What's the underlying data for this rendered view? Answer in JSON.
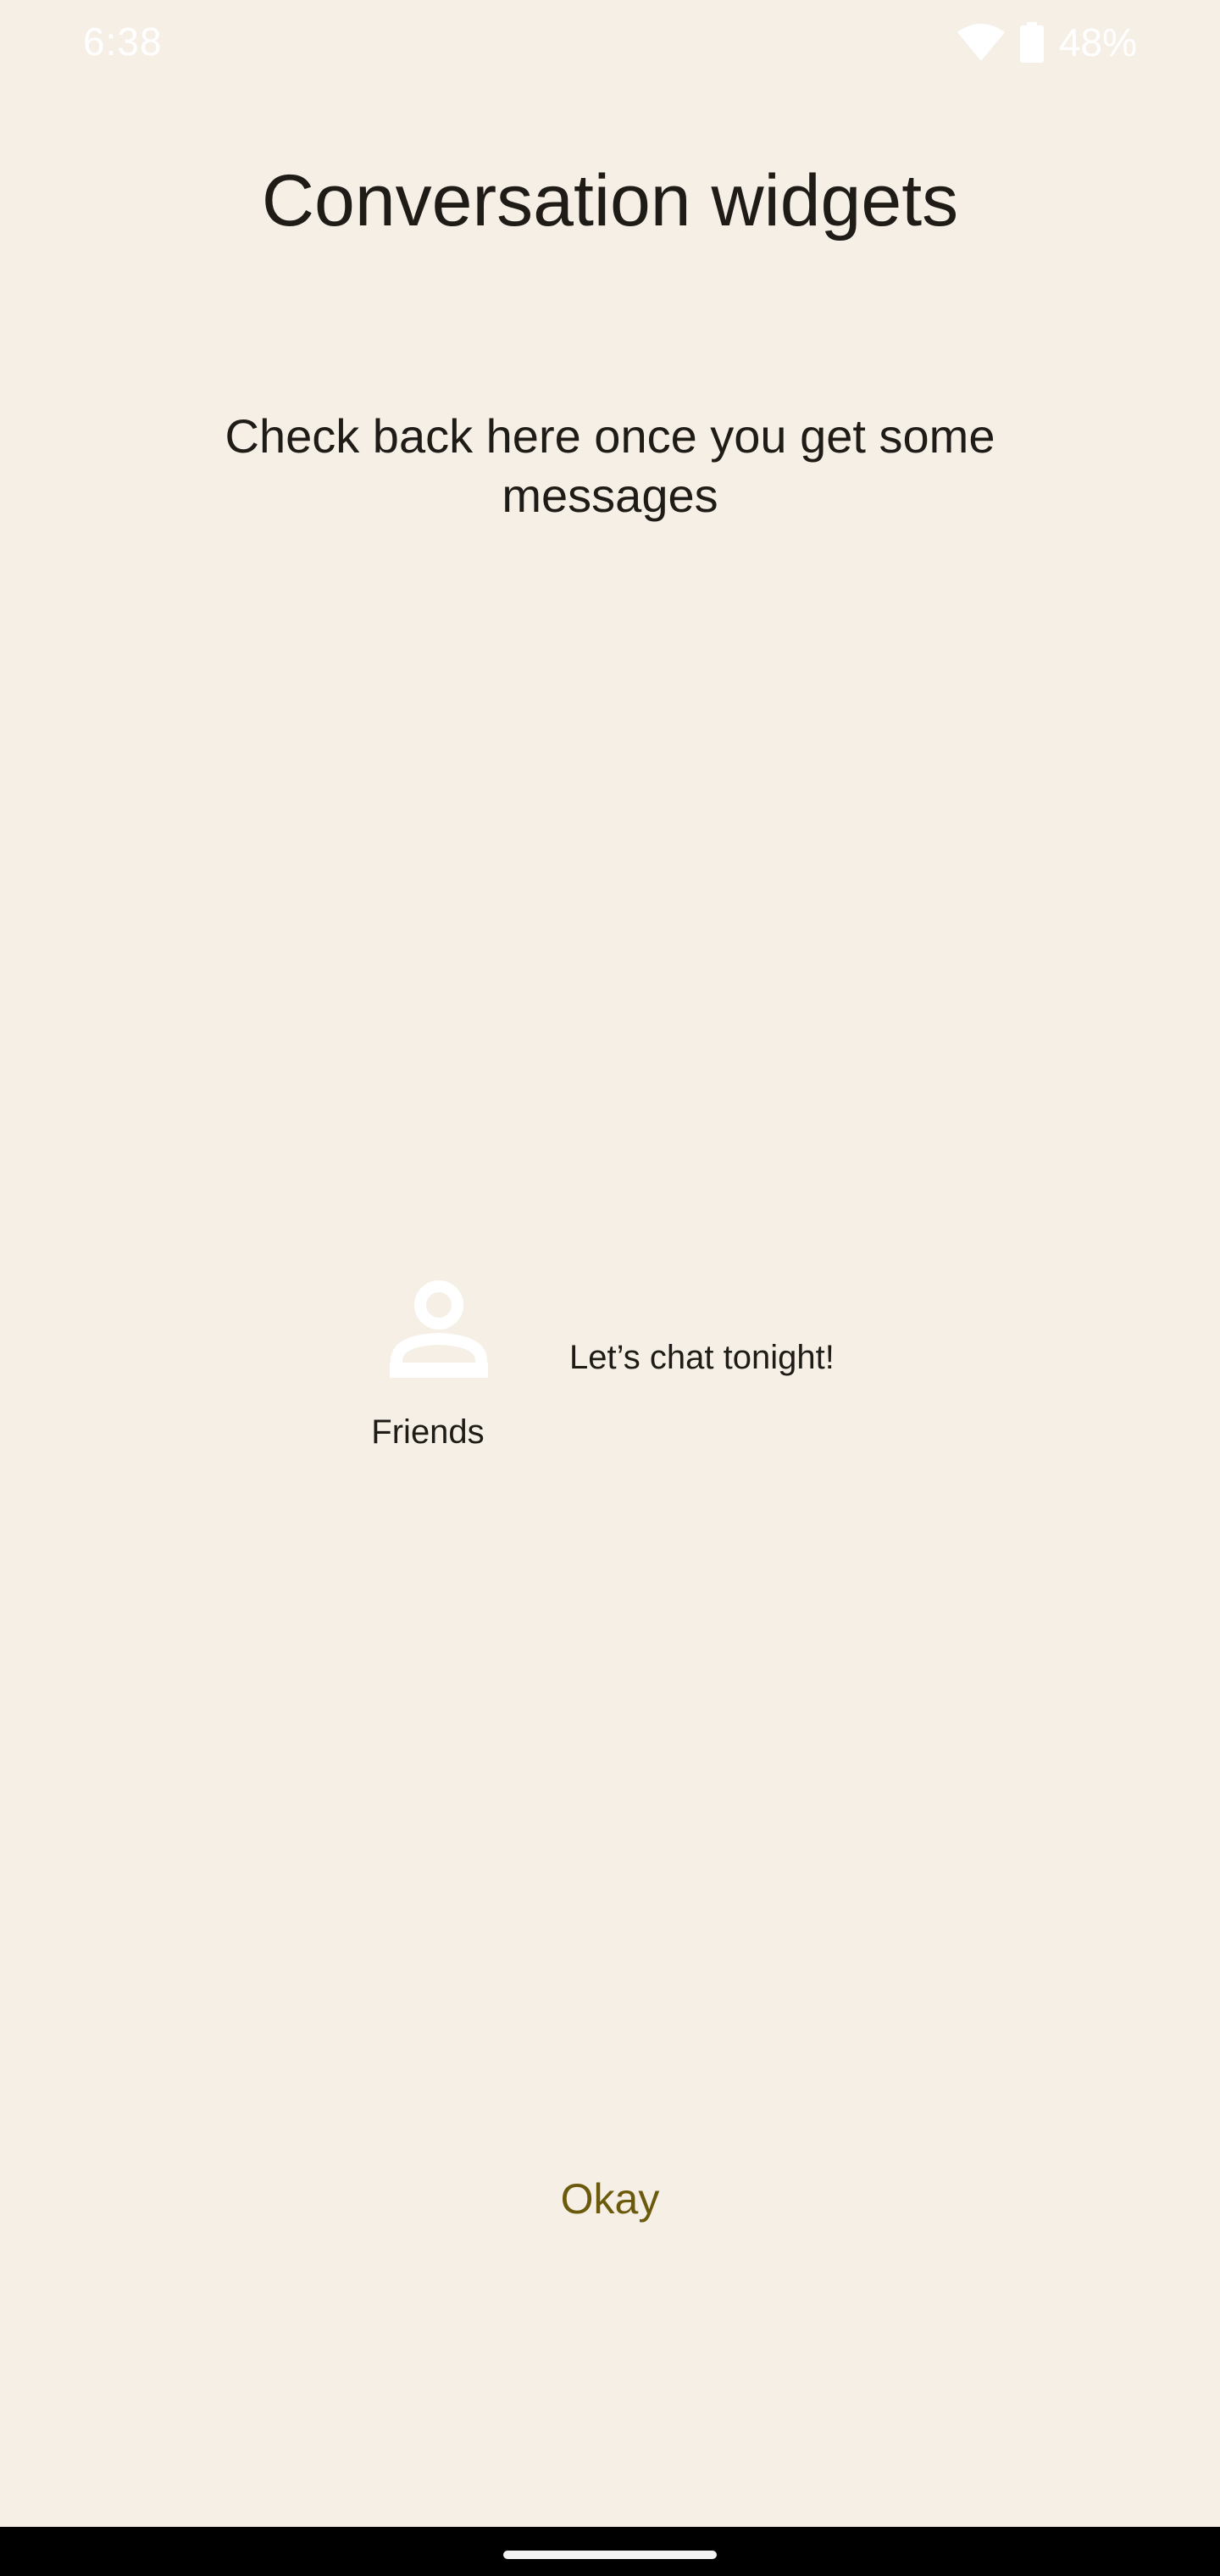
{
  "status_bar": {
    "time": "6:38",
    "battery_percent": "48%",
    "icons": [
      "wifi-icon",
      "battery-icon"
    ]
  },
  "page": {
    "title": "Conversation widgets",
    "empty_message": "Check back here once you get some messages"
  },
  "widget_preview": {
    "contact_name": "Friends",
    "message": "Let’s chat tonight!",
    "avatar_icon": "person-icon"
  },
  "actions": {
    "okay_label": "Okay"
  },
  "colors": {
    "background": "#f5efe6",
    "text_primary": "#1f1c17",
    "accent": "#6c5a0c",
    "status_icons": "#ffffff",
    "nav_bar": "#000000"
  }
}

——————

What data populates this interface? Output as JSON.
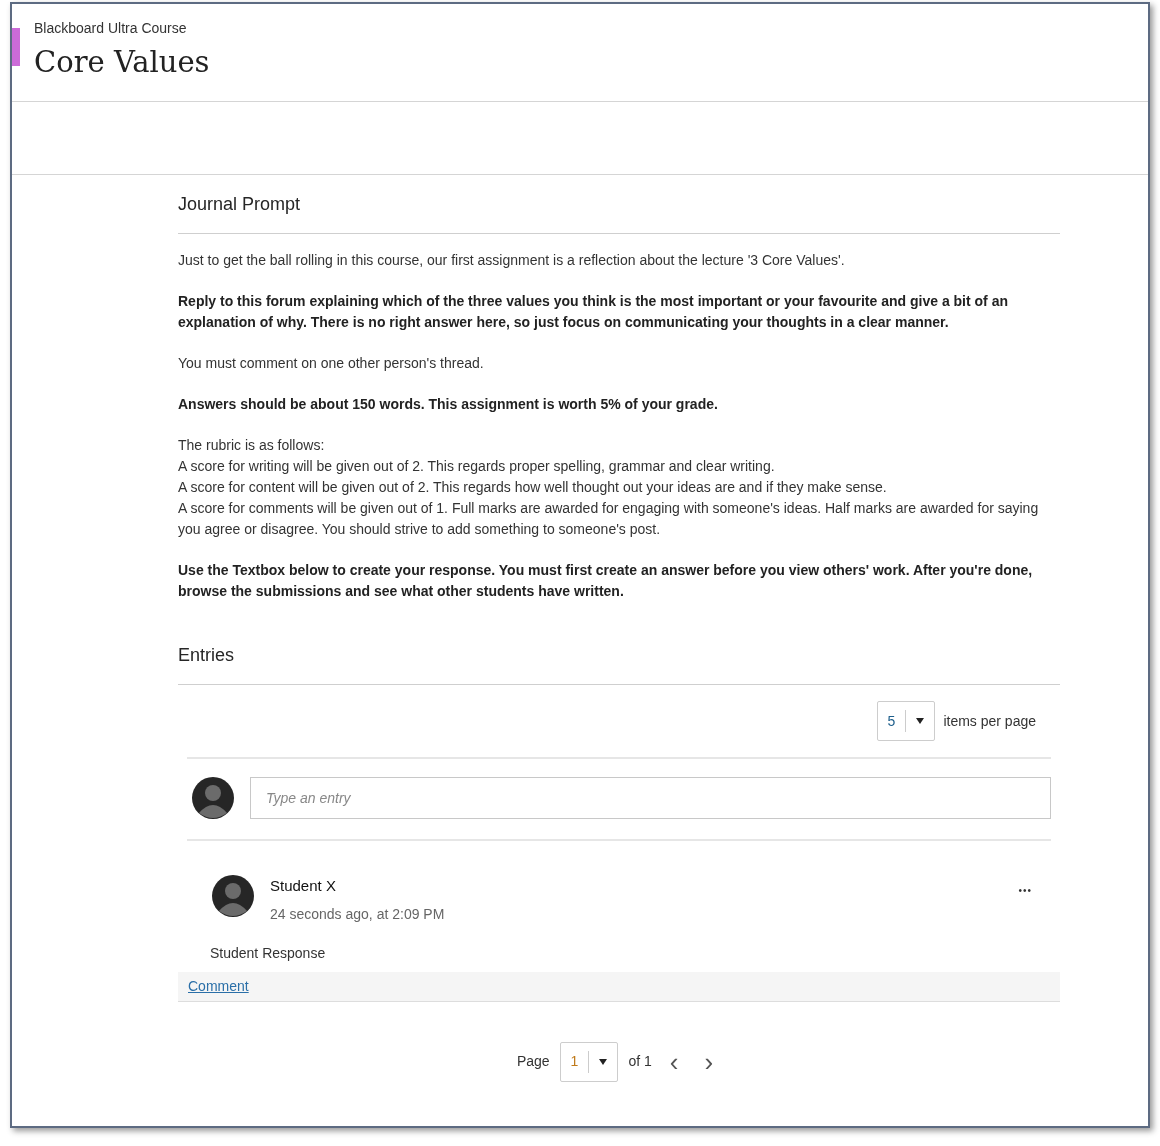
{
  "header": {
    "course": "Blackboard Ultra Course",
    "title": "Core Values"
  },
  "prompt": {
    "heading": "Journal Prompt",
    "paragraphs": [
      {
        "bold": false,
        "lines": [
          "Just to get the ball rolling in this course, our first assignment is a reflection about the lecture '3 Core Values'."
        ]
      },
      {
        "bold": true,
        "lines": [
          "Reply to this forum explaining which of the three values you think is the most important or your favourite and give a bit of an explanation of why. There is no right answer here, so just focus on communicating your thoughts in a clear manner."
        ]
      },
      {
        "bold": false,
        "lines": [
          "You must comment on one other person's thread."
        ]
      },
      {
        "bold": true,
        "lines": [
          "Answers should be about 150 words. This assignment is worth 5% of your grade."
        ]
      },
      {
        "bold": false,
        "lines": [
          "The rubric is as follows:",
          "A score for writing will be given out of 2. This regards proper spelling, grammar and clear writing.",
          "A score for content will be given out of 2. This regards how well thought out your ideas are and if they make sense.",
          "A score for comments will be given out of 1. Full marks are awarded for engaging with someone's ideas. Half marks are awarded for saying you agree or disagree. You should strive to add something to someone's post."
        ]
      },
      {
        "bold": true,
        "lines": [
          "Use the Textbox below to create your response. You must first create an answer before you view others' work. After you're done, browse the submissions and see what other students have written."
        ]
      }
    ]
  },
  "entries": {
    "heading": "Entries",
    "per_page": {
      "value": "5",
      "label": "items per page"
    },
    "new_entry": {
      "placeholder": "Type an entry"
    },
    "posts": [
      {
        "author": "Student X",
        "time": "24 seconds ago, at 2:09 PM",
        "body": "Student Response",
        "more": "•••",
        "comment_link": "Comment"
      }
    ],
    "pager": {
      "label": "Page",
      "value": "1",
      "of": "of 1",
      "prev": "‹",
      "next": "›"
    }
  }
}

——————

• **Written problem**: Only the number is wanted: how many lines in the data include the string "regards"?

• **Solution for this exercise**: 2